Entries provided –
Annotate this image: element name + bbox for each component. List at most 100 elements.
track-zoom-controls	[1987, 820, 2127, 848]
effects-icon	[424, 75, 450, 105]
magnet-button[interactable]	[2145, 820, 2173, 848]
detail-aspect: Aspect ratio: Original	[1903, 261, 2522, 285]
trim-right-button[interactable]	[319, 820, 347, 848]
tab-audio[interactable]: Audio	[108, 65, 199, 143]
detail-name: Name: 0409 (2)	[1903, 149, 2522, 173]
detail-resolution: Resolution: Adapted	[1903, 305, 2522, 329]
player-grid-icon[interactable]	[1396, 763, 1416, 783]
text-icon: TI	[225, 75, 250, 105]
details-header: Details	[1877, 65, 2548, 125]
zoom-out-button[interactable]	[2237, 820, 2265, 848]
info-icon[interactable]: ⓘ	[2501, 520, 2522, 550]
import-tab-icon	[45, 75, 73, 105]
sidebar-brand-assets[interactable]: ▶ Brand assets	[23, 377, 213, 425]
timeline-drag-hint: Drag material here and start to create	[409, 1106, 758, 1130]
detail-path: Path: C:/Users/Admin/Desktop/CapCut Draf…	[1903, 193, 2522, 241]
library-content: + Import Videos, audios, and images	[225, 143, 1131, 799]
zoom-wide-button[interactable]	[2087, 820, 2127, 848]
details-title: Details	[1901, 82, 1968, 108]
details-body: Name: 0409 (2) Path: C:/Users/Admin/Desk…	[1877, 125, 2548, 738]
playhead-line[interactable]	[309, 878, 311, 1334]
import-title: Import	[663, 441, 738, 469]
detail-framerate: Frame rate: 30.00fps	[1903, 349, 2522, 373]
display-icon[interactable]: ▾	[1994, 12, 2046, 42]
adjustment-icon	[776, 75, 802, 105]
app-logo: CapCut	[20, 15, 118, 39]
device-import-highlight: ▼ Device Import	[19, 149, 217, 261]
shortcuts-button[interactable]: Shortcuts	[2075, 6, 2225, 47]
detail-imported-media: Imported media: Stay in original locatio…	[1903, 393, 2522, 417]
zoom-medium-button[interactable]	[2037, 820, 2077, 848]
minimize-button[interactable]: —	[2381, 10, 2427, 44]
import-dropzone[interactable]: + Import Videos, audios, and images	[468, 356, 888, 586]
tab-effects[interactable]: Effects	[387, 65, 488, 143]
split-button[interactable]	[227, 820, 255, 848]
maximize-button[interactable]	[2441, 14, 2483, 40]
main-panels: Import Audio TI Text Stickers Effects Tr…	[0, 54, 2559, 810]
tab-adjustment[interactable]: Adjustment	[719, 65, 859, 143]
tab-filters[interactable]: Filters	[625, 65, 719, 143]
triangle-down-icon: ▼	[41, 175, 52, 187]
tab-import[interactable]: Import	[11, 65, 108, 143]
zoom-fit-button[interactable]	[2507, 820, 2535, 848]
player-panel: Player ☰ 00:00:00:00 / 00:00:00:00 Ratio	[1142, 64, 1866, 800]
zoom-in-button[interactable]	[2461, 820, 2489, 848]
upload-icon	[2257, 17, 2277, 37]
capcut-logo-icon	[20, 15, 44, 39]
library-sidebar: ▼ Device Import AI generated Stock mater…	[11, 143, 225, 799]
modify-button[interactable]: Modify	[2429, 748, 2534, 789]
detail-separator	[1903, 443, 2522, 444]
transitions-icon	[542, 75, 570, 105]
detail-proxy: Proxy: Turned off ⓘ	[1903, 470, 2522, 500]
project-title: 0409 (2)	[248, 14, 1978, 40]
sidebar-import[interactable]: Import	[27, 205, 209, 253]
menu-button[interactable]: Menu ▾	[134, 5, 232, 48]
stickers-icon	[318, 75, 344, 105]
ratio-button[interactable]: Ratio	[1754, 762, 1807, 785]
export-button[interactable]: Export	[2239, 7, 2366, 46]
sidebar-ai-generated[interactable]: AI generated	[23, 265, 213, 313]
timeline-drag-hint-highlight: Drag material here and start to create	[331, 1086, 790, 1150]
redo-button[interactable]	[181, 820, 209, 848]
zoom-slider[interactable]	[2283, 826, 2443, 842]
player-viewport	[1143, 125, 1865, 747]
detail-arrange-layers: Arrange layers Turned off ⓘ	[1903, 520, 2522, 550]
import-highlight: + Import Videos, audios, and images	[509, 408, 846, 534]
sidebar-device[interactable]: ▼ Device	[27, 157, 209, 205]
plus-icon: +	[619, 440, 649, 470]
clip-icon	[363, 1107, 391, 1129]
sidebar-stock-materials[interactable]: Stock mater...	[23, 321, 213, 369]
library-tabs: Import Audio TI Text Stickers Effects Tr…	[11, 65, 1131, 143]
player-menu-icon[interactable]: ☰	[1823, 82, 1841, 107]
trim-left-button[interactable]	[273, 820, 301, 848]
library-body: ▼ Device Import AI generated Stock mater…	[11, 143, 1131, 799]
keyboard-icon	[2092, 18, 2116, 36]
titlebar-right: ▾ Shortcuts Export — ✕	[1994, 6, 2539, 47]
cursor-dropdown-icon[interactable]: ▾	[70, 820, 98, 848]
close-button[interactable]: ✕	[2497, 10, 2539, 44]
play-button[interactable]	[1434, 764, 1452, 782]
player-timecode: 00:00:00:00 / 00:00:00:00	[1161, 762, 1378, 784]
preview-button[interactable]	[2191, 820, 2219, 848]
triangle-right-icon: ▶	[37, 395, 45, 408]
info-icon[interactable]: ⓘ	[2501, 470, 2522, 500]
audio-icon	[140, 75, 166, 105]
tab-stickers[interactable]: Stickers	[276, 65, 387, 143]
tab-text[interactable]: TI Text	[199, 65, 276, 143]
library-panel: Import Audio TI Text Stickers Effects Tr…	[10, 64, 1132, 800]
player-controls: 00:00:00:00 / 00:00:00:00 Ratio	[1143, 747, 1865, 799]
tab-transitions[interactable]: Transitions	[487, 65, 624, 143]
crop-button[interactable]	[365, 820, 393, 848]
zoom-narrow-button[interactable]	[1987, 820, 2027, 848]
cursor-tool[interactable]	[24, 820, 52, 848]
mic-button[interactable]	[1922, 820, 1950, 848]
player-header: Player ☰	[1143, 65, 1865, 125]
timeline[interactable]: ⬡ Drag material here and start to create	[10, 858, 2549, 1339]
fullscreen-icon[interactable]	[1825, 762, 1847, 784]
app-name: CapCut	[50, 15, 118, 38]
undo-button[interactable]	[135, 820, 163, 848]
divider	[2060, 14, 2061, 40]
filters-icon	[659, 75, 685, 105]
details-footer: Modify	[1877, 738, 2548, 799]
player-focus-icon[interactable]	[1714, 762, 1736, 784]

What you need to do –
Rewrite every item with "Drag material here" replaced by "Drop files here", leaving everything else unchanged.

The output –
Annotate this image: element name + bbox for each component. List at most 100 elements.
track-zoom-controls	[1987, 820, 2127, 848]
effects-icon	[424, 75, 450, 105]
magnet-button[interactable]	[2145, 820, 2173, 848]
detail-aspect: Aspect ratio: Original	[1903, 261, 2522, 285]
trim-right-button[interactable]	[319, 820, 347, 848]
tab-audio[interactable]: Audio	[108, 65, 199, 143]
detail-name: Name: 0409 (2)	[1903, 149, 2522, 173]
detail-resolution: Resolution: Adapted	[1903, 305, 2522, 329]
player-grid-icon[interactable]	[1396, 763, 1416, 783]
text-icon: TI	[225, 75, 250, 105]
details-header: Details	[1877, 65, 2548, 125]
zoom-out-button[interactable]	[2237, 820, 2265, 848]
info-icon[interactable]: ⓘ	[2501, 520, 2522, 550]
import-tab-icon	[45, 75, 73, 105]
sidebar-brand-assets[interactable]: ▶ Brand assets	[23, 377, 213, 425]
timeline-drag-hint: Drop files here and start to create	[409, 1106, 758, 1130]
detail-path: Path: C:/Users/Admin/Desktop/CapCut Draf…	[1903, 193, 2522, 241]
library-content: + Import Videos, audios, and images	[225, 143, 1131, 799]
zoom-wide-button[interactable]	[2087, 820, 2127, 848]
details-title: Details	[1901, 82, 1968, 108]
details-body: Name: 0409 (2) Path: C:/Users/Admin/Desk…	[1877, 125, 2548, 738]
playhead-line[interactable]	[309, 878, 311, 1334]
import-title: Import	[663, 441, 738, 469]
detail-framerate: Frame rate: 30.00fps	[1903, 349, 2522, 373]
display-icon[interactable]: ▾	[1994, 12, 2046, 42]
adjustment-icon	[776, 75, 802, 105]
app-logo: CapCut	[20, 15, 118, 39]
device-import-highlight: ▼ Device Import	[19, 149, 217, 261]
shortcuts-button[interactable]: Shortcuts	[2075, 6, 2225, 47]
detail-imported-media: Imported media: Stay in original locatio…	[1903, 393, 2522, 417]
zoom-medium-button[interactable]	[2037, 820, 2077, 848]
minimize-button[interactable]: —	[2381, 10, 2427, 44]
import-dropzone[interactable]: + Import Videos, audios, and images	[468, 356, 888, 586]
tab-effects[interactable]: Effects	[387, 65, 488, 143]
split-button[interactable]	[227, 820, 255, 848]
maximize-button[interactable]	[2441, 14, 2483, 40]
main-panels: Import Audio TI Text Stickers Effects Tr…	[0, 54, 2559, 810]
tab-adjustment[interactable]: Adjustment	[719, 65, 859, 143]
tab-filters[interactable]: Filters	[625, 65, 719, 143]
triangle-down-icon: ▼	[41, 175, 52, 187]
tab-import[interactable]: Import	[11, 65, 108, 143]
zoom-fit-button[interactable]	[2507, 820, 2535, 848]
player-panel: Player ☰ 00:00:00:00 / 00:00:00:00 Ratio	[1142, 64, 1866, 800]
zoom-in-button[interactable]	[2461, 820, 2489, 848]
upload-icon	[2257, 17, 2277, 37]
capcut-logo-icon	[20, 15, 44, 39]
library-sidebar: ▼ Device Import AI generated Stock mater…	[11, 143, 225, 799]
modify-button[interactable]: Modify	[2429, 748, 2534, 789]
detail-separator	[1903, 443, 2522, 444]
transitions-icon	[542, 75, 570, 105]
detail-proxy: Proxy: Turned off ⓘ	[1903, 470, 2522, 500]
project-title: 0409 (2)	[248, 14, 1978, 40]
sidebar-import[interactable]: Import	[27, 205, 209, 253]
menu-button[interactable]: Menu ▾	[134, 5, 232, 48]
stickers-icon	[318, 75, 344, 105]
ratio-button[interactable]: Ratio	[1754, 762, 1807, 785]
export-button[interactable]: Export	[2239, 7, 2366, 46]
sidebar-ai-generated[interactable]: AI generated	[23, 265, 213, 313]
timeline-drag-hint-highlight: Drop files here and start to create	[331, 1086, 790, 1150]
redo-button[interactable]	[181, 820, 209, 848]
zoom-slider[interactable]	[2283, 826, 2443, 842]
player-viewport	[1143, 125, 1865, 747]
detail-arrange-layers: Arrange layers Turned off ⓘ	[1903, 520, 2522, 550]
import-highlight: + Import Videos, audios, and images	[509, 408, 846, 534]
sidebar-device[interactable]: ▼ Device	[27, 157, 209, 205]
plus-icon: +	[619, 440, 649, 470]
clip-icon	[363, 1107, 391, 1129]
sidebar-stock-materials[interactable]: Stock mater...	[23, 321, 213, 369]
library-tabs: Import Audio TI Text Stickers Effects Tr…	[11, 65, 1131, 143]
player-menu-icon[interactable]: ☰	[1823, 82, 1841, 107]
trim-left-button[interactable]	[273, 820, 301, 848]
library-body: ▼ Device Import AI generated Stock mater…	[11, 143, 1131, 799]
keyboard-icon	[2092, 18, 2116, 36]
titlebar-right: ▾ Shortcuts Export — ✕	[1994, 6, 2539, 47]
cursor-dropdown-icon[interactable]: ▾	[70, 820, 98, 848]
close-button[interactable]: ✕	[2497, 10, 2539, 44]
play-button[interactable]	[1434, 764, 1452, 782]
player-timecode: 00:00:00:00 / 00:00:00:00	[1161, 762, 1378, 784]
preview-button[interactable]	[2191, 820, 2219, 848]
triangle-right-icon: ▶	[37, 395, 45, 408]
info-icon[interactable]: ⓘ	[2501, 470, 2522, 500]
audio-icon	[140, 75, 166, 105]
tab-stickers[interactable]: Stickers	[276, 65, 387, 143]
tab-text[interactable]: TI Text	[199, 65, 276, 143]
library-panel: Import Audio TI Text Stickers Effects Tr…	[10, 64, 1132, 800]
player-controls: 00:00:00:00 / 00:00:00:00 Ratio	[1143, 747, 1865, 799]
tab-transitions[interactable]: Transitions	[487, 65, 624, 143]
crop-button[interactable]	[365, 820, 393, 848]
zoom-narrow-button[interactable]	[1987, 820, 2027, 848]
cursor-tool[interactable]	[24, 820, 52, 848]
mic-button[interactable]	[1922, 820, 1950, 848]
player-header: Player ☰	[1143, 65, 1865, 125]
timeline[interactable]: ⬡ Drop files here and start to create	[10, 858, 2549, 1339]
fullscreen-icon[interactable]	[1825, 762, 1847, 784]
app-name: CapCut	[50, 15, 118, 38]
undo-button[interactable]	[135, 820, 163, 848]
divider	[2060, 14, 2061, 40]
filters-icon	[659, 75, 685, 105]
details-footer: Modify	[1877, 738, 2548, 799]
player-focus-icon[interactable]	[1714, 762, 1736, 784]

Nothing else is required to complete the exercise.